### Goal
The entries below should be transcribed in their entirety, exactly as written.

>> START

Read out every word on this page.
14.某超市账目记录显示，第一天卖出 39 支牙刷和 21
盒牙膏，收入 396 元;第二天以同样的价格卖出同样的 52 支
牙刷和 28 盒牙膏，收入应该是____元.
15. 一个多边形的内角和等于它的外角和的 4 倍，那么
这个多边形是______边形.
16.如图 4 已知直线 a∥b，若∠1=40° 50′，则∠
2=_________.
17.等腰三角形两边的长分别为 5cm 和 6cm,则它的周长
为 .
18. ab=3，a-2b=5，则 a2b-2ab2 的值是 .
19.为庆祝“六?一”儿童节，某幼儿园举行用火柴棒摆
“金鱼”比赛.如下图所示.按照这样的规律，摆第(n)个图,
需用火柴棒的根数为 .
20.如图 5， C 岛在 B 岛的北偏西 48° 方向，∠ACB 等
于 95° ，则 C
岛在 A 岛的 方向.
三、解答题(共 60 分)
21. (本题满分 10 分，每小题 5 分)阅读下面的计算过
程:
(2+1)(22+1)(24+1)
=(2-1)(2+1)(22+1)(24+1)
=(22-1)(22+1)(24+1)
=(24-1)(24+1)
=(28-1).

>> END

### Answer to this task
Read out every word on this page.
14.某超市账目记录显示，第一天卖出 39 支牙刷和 21
盒牙膏，收入 396 元;第二天以同样的价格卖出同样的 52 支
牙刷和 28 盒牙膏，收入应该是____元.
15. 一个多边形的内角和等于它的外角和的 4 倍，那么
这个多边形是______边形.
16.如图 4 已知直线 a∥b，若∠1=40° 50′，则∠
2=_________.
17.等腰三角形两边的长分别为 5cm 和 6cm,则它的周长
为 .
18. ab=3，a-2b=5，则 a2b-2ab2 的值是 .
19.为庆祝“六?一”儿童节，某幼儿园举行用火柴棒摆
“金鱼”比赛.如下图所示.按照这样的规律，摆第(n)个图,
需用火柴棒的根数为 .
20.如图 5， C 岛在 B 岛的北偏西 48° 方向，∠ACB 等
于 95° ，则 C
岛在 A 岛的 方向.
三、解答题(共 60 分)
21. (本题满分 10 分，每小题 5 分)阅读下面的计算过
程:
(2+1)(22+1)(24+1)
=(2-1)(2+1)(22+1)(24+1)
=(22-1)(22+1)(24+1)
=(24-1)(24+1)
=(28-1).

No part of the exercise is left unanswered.